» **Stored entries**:
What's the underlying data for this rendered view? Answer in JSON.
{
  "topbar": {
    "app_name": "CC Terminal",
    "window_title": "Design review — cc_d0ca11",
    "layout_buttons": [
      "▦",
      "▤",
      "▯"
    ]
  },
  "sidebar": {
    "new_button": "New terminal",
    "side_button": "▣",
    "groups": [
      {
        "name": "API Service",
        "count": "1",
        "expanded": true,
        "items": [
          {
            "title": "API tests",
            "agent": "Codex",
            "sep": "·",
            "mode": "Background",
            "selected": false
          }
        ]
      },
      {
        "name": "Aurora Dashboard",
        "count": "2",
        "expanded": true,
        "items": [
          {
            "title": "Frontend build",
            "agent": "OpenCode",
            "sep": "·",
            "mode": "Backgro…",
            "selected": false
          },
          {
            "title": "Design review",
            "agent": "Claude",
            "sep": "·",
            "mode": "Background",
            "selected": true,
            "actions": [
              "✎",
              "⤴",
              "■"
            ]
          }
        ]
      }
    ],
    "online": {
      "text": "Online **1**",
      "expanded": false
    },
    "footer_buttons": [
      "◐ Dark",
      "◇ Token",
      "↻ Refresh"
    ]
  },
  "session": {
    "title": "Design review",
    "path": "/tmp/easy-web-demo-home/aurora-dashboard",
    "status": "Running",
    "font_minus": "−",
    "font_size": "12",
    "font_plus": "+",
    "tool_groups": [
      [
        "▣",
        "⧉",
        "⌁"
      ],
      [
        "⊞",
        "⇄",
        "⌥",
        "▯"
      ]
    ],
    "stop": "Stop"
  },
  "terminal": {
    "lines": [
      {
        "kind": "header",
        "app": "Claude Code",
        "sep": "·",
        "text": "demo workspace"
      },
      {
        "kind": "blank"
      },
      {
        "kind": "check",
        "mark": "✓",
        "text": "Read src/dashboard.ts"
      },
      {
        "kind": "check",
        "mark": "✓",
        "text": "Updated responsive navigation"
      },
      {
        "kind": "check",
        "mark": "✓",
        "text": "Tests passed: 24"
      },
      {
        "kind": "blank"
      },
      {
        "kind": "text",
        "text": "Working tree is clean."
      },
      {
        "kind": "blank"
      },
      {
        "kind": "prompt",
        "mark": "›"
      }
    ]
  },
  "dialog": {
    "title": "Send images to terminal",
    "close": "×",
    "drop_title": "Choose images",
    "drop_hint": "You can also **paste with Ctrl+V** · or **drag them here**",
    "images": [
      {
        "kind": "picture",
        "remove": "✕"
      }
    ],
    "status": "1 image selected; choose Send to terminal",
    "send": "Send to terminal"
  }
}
...
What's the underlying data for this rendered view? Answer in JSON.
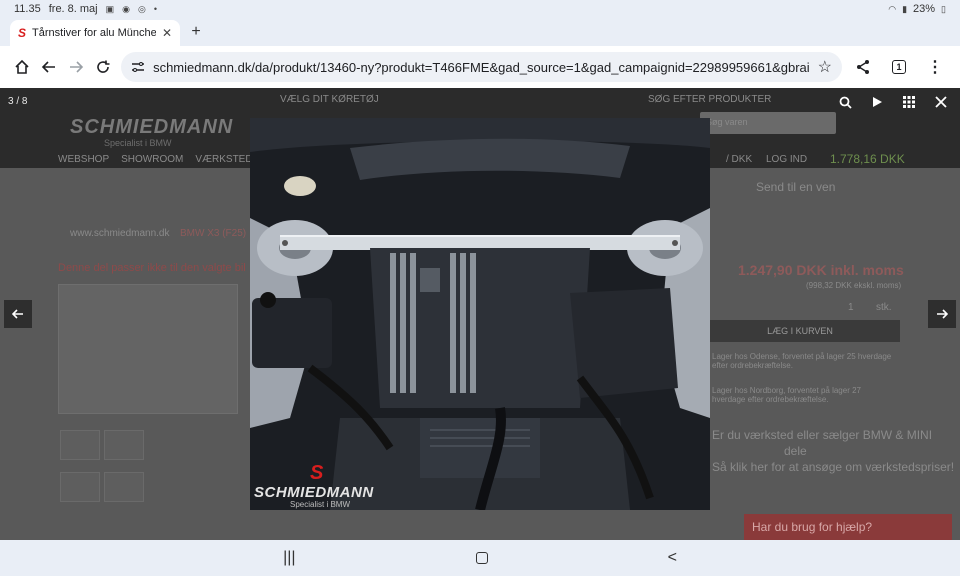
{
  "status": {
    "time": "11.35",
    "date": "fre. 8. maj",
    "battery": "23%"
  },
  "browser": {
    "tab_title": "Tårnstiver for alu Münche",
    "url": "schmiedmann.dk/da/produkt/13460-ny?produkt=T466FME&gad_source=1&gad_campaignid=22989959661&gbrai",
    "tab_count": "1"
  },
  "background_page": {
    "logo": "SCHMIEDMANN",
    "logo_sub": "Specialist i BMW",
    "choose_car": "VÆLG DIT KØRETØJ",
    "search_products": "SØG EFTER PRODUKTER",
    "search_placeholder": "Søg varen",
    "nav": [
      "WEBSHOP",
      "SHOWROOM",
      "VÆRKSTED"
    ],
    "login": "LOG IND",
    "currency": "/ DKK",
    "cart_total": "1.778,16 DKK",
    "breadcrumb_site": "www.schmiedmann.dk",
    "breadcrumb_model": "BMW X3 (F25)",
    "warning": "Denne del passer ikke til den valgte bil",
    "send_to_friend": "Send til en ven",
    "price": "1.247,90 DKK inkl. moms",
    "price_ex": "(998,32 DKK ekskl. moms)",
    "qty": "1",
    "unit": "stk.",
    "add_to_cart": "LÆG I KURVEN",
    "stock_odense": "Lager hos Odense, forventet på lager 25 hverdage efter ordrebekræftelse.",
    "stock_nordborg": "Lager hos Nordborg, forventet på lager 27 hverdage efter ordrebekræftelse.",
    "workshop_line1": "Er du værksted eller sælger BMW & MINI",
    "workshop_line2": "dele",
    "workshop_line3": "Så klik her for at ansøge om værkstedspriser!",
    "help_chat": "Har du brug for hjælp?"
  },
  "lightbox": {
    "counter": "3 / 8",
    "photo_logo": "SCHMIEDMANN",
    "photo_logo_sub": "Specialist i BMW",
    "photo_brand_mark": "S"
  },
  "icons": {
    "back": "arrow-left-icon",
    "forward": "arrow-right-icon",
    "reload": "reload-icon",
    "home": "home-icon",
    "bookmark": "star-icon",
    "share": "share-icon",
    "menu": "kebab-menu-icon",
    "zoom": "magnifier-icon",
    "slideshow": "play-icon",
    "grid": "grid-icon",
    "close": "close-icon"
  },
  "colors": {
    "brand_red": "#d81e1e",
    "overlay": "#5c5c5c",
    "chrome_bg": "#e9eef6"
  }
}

» **Description of the task**: Determine how many lines in the listing above hold the string "review", then write only the number.

» **Solution to this exercise**: 3